__What you need to do__. Your task is to copy every line of this material exactly.

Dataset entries
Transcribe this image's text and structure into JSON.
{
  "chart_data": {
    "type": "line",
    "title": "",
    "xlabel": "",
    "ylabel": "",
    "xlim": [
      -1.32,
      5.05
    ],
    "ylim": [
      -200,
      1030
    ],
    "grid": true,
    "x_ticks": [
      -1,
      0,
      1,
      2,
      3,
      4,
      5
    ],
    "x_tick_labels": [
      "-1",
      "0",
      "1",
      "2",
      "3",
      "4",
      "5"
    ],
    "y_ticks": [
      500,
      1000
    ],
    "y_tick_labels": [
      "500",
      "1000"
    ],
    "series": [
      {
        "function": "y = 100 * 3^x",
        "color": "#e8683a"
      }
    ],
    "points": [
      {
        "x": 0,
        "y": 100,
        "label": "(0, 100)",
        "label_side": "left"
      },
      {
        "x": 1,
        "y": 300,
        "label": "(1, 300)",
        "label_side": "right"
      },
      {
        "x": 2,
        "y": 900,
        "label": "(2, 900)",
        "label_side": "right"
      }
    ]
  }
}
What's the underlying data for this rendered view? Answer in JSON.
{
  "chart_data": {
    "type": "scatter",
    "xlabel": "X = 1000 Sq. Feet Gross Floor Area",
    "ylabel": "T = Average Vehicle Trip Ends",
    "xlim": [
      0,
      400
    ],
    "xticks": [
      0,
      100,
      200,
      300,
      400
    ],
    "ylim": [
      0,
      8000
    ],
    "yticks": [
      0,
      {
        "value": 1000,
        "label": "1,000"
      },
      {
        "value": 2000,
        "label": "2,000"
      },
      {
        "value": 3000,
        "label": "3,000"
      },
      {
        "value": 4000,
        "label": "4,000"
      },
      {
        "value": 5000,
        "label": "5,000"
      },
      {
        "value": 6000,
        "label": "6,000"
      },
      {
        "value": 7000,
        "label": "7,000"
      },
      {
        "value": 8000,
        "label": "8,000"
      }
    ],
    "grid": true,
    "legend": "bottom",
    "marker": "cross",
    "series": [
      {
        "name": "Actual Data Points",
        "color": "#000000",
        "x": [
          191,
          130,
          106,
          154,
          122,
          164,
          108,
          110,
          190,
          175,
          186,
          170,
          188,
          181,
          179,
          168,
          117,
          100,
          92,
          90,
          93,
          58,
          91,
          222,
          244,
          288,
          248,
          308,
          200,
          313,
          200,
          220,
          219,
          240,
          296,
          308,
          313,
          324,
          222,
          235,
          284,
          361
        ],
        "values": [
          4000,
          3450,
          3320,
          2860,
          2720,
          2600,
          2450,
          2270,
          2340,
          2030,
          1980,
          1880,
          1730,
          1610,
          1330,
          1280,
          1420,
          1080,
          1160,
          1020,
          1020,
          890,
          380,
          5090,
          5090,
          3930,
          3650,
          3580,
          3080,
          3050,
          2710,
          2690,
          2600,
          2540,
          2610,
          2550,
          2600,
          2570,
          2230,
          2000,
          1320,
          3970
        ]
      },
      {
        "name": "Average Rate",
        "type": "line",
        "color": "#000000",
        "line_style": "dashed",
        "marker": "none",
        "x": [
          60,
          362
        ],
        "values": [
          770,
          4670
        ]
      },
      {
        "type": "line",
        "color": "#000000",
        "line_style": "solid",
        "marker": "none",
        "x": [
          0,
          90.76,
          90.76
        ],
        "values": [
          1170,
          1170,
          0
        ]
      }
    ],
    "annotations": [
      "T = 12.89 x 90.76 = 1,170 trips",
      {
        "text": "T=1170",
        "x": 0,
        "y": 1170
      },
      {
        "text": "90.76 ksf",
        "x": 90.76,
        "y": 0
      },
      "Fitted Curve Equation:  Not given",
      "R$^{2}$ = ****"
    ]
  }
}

__Exercise output__.
Transcribe this image's text and structure into JSON.
{
  "chart_data": {
    "type": "line",
    "title": "",
    "xlabel": "",
    "ylabel": "",
    "xlim": [
      -1.32,
      5.05
    ],
    "ylim": [
      -200,
      1030
    ],
    "grid": true,
    "x_ticks": [
      -1,
      0,
      1,
      2,
      3,
      4,
      5
    ],
    "x_tick_labels": [
      "-1",
      "0",
      "1",
      "2",
      "3",
      "4",
      "5"
    ],
    "y_ticks": [
      500,
      1000
    ],
    "y_tick_labels": [
      "500",
      "1000"
    ],
    "series": [
      {
        "function": "y = 100 * 3^x",
        "color": "#e8683a"
      }
    ],
    "points": [
      {
        "x": 0,
        "y": 100,
        "label": "(0, 100)",
        "label_side": "left"
      },
      {
        "x": 1,
        "y": 300,
        "label": "(1, 300)",
        "label_side": "right"
      },
      {
        "x": 2,
        "y": 900,
        "label": "(2, 900)",
        "label_side": "right"
      }
    ]
  }
}
What's the underlying data for this rendered view? Answer in JSON.
{
  "chart_data": {
    "type": "scatter",
    "xlabel": "X = 1000 Sq. Feet Gross Floor Area",
    "ylabel": "T = Average Vehicle Trip Ends",
    "xlim": [
      0,
      400
    ],
    "xticks": [
      0,
      100,
      200,
      300,
      400
    ],
    "ylim": [
      0,
      8000
    ],
    "yticks": [
      0,
      {
        "value": 1000,
        "label": "1,000"
      },
      {
        "value": 2000,
        "label": "2,000"
      },
      {
        "value": 3000,
        "label": "3,000"
      },
      {
        "value": 4000,
        "label": "4,000"
      },
      {
        "value": 5000,
        "label": "5,000"
      },
      {
        "value": 6000,
        "label": "6,000"
      },
      {
        "value": 7000,
        "label": "7,000"
      },
      {
        "value": 8000,
        "label": "8,000"
      }
    ],
    "grid": true,
    "legend": "bottom",
    "marker": "cross",
    "series": [
      {
        "name": "Actual Data Points",
        "color": "#000000",
        "x": [
          191,
          130,
          106,
          154,
          122,
          164,
          108,
          110,
          190,
          175,
          186,
          170,
          188,
          181,
          179,
          168,
          117,
          100,
          92,
          90,
          93,
          58,
          91,
          222,
          244,
          288,
          248,
          308,
          200,
          313,
          200,
          220,
          219,
          240,
          296,
          308,
          313,
          324,
          222,
          235,
          284,
          361
        ],
        "values": [
          4000,
          3450,
          3320,
          2860,
          2720,
          2600,
          2450,
          2270,
          2340,
          2030,
          1980,
          1880,
          1730,
          1610,
          1330,
          1280,
          1420,
          1080,
          1160,
          1020,
          1020,
          890,
          380,
          5090,
          5090,
          3930,
          3650,
          3580,
          3080,
          3050,
          2710,
          2690,
          2600,
          2540,
          2610,
          2550,
          2600,
          2570,
          2230,
          2000,
          1320,
          3970
        ]
      },
      {
        "name": "Average Rate",
        "type": "line",
        "color": "#000000",
        "line_style": "dashed",
        "marker": "none",
        "x": [
          60,
          362
        ],
        "values": [
          770,
          4670
        ]
      },
      {
        "type": "line",
        "color": "#000000",
        "line_style": "solid",
        "marker": "none",
        "x": [
          0,
          90.76,
          90.76
        ],
        "values": [
          1170,
          1170,
          0
        ]
      }
    ],
    "annotations": [
      "T = 12.89 x 90.76 = 1,170 trips",
      {
        "text": "T=1170",
        "x": 0,
        "y": 1170
      },
      {
        "text": "90.76 ksf",
        "x": 90.76,
        "y": 0
      },
      "Fitted Curve Equation:  Not given",
      "R$^{2}$ = ****"
    ]
  }
}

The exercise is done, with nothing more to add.